▸ YOUR GOAL
Go through the entries below and pick out every line with "extended".

▸ SUPPLIED ENTRIES

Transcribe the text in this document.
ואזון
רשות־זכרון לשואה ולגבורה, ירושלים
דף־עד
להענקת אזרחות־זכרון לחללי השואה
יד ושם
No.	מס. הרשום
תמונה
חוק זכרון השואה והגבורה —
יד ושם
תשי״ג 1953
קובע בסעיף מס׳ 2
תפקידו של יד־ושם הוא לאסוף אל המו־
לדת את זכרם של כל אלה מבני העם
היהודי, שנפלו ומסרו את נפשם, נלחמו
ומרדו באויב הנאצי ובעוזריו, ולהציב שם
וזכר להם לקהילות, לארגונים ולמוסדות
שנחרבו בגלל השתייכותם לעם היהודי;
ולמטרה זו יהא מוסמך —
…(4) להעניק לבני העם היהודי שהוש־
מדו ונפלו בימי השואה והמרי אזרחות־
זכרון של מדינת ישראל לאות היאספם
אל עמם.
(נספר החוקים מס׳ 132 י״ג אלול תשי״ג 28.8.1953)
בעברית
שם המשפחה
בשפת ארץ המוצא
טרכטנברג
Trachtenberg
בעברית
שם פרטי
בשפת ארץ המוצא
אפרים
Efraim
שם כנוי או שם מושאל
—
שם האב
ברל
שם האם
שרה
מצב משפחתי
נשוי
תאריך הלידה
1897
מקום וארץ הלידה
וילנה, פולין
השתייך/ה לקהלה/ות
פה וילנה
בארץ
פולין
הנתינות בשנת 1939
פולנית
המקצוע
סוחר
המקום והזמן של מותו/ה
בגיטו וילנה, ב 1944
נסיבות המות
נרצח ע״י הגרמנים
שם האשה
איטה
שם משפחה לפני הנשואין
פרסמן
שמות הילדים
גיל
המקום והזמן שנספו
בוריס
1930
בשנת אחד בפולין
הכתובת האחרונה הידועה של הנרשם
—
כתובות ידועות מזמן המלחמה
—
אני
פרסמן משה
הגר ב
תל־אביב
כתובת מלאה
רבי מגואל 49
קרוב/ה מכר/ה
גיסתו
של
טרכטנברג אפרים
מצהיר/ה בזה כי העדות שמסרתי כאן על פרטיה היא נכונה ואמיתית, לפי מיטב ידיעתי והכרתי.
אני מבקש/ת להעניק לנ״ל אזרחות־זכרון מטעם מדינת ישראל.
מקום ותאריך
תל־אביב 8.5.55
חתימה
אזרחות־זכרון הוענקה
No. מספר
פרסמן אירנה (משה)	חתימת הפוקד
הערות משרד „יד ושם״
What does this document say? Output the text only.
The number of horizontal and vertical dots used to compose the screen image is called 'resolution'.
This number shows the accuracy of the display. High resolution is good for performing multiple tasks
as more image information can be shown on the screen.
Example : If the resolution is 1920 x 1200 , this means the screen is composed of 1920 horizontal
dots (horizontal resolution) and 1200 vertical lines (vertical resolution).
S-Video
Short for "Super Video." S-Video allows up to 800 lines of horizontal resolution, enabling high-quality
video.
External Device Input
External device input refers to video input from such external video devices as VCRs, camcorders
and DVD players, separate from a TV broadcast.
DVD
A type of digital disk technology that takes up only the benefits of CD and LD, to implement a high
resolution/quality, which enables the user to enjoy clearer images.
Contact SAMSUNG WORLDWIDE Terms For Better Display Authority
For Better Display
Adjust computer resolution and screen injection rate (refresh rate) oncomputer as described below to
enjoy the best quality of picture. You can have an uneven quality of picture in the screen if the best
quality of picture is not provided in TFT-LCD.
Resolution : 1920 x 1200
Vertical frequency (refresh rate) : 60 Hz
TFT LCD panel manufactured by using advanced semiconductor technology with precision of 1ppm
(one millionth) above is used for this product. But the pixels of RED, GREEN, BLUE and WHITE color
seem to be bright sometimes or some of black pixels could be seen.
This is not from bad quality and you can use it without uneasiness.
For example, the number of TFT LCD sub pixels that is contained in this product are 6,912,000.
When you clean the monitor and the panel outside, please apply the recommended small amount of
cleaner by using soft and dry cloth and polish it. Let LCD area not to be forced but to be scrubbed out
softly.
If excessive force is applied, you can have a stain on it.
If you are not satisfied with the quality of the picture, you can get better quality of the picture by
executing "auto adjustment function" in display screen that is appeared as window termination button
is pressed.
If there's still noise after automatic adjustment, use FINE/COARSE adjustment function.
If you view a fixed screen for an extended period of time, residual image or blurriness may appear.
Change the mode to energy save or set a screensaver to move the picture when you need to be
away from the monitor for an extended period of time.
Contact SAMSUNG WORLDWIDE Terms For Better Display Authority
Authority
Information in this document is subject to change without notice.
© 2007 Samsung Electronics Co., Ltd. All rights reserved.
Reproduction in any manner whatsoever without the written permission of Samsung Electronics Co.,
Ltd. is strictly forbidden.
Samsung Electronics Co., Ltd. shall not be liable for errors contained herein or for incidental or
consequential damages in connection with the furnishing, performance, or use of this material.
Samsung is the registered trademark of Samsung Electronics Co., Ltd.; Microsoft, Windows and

▸ TASK RESULT
If you view a fixed screen for an extended period of time, residual image or blurriness may appear.
away from the monitor for an extended period of time.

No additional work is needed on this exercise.